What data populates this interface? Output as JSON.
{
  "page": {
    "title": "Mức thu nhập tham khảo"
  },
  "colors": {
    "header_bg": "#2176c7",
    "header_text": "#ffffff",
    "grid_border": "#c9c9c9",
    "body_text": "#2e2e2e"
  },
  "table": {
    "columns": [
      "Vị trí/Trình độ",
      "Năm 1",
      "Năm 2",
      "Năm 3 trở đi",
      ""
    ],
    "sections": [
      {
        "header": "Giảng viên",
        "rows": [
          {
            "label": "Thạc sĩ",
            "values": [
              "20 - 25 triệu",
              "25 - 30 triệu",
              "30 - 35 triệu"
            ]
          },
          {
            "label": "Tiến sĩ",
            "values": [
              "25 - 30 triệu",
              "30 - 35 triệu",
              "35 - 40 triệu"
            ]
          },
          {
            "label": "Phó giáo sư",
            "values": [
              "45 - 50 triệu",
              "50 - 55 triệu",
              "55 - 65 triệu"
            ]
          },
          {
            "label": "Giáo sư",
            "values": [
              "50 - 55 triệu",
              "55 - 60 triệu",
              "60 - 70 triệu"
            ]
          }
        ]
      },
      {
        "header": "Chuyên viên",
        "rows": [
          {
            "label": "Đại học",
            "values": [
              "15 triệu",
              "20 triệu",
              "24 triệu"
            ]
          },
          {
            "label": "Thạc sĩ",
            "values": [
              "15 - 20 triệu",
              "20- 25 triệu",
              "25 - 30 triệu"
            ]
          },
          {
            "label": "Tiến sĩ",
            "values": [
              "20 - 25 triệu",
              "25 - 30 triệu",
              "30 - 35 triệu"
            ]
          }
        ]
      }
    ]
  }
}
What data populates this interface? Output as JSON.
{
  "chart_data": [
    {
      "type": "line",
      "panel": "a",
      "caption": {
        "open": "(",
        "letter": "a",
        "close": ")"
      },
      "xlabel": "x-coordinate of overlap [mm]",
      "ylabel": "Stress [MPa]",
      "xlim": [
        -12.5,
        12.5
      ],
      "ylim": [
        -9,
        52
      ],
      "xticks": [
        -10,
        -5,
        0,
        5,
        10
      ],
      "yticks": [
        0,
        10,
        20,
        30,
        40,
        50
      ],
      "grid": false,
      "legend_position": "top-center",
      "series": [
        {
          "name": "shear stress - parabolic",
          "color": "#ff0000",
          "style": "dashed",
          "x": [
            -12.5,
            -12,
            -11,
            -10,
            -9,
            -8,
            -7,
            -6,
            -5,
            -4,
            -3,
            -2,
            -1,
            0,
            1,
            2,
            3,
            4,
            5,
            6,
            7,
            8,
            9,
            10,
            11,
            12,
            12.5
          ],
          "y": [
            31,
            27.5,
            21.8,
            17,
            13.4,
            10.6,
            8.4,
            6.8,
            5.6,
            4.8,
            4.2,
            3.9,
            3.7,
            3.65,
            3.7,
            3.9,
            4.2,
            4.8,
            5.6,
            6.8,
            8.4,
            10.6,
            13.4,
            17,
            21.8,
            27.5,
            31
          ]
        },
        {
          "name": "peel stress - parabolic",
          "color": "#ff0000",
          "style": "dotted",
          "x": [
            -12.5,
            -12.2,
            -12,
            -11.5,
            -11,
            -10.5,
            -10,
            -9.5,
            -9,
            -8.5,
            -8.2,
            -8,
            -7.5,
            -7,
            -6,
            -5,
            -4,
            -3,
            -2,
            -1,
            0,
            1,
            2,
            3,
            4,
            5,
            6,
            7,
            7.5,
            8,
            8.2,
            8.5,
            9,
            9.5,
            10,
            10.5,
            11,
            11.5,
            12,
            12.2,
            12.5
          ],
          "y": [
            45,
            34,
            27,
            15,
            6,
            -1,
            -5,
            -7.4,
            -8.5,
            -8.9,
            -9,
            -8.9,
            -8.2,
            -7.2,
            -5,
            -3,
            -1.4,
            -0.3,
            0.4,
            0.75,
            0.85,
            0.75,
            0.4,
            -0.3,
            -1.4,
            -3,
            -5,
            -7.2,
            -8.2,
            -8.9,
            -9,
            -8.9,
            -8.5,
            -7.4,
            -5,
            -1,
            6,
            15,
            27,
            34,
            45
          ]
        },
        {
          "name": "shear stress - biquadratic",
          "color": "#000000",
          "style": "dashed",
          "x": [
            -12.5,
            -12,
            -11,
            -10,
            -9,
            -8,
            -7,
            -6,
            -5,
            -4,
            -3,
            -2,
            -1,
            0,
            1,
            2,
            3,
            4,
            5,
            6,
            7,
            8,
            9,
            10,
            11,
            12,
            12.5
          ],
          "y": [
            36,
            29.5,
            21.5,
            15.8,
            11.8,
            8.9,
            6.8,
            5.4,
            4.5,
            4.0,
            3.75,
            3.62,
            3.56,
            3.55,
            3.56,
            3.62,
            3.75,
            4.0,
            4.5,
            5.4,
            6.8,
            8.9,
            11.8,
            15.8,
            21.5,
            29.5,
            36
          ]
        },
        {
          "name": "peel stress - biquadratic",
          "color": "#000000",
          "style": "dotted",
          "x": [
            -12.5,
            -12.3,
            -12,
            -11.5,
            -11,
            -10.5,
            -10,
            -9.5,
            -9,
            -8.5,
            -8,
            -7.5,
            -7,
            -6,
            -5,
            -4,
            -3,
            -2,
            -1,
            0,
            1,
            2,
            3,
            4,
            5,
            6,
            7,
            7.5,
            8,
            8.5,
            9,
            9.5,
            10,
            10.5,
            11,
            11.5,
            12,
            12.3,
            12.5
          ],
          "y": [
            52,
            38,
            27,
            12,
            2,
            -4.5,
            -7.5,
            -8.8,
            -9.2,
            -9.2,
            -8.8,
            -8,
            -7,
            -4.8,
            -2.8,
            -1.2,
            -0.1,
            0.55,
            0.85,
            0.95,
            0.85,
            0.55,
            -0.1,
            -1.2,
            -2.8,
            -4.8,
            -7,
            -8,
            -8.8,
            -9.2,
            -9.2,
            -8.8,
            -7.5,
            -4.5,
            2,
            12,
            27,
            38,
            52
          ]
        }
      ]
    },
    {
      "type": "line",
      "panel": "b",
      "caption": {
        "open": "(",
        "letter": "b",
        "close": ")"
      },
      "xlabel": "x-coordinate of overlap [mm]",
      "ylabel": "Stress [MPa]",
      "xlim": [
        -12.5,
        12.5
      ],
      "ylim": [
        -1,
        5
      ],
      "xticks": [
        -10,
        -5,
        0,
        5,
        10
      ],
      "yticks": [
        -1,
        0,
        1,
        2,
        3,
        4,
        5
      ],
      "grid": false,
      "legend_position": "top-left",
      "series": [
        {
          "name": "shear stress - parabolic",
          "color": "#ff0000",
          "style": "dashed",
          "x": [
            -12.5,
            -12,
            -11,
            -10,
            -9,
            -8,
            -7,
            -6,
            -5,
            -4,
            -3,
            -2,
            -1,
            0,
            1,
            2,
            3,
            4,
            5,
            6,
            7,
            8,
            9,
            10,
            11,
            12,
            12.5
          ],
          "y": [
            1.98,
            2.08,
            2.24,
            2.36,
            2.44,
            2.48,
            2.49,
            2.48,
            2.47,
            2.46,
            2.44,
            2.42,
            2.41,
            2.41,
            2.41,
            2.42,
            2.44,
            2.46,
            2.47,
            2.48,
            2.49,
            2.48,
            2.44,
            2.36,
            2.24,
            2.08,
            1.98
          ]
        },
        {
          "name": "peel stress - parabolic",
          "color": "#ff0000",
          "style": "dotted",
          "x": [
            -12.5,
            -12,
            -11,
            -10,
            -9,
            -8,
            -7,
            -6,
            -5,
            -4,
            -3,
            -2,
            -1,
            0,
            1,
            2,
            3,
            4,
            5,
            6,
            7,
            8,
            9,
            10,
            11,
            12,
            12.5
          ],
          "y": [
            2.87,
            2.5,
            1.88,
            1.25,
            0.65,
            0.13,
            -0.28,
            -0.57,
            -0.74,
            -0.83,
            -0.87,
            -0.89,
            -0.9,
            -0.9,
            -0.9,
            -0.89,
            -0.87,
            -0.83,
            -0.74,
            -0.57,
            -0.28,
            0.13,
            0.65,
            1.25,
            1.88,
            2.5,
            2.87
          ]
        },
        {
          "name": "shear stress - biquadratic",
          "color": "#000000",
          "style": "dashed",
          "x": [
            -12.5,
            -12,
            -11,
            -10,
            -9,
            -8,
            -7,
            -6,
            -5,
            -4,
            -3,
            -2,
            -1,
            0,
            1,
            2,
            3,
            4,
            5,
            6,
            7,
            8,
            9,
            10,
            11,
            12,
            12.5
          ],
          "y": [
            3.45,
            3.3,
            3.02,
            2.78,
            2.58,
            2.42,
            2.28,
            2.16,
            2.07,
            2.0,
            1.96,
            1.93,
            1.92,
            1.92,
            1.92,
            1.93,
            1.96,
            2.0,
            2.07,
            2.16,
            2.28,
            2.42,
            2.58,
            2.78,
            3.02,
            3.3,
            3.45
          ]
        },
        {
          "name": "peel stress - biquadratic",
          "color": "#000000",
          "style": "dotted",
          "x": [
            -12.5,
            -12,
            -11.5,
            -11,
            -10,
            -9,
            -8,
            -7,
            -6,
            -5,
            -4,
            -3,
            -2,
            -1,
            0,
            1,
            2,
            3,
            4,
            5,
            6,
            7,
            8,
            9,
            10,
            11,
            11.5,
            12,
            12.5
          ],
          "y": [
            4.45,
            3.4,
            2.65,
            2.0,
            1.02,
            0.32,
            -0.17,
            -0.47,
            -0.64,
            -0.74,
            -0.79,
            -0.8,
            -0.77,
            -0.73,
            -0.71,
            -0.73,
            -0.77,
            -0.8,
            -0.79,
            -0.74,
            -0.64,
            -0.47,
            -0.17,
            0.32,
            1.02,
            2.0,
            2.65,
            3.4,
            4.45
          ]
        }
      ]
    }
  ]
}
----
Prompt:
Sift through the entries and copy every line with "viên".

The answer:
        "header": "Giảng viên",
        "header": "Chuyên viên",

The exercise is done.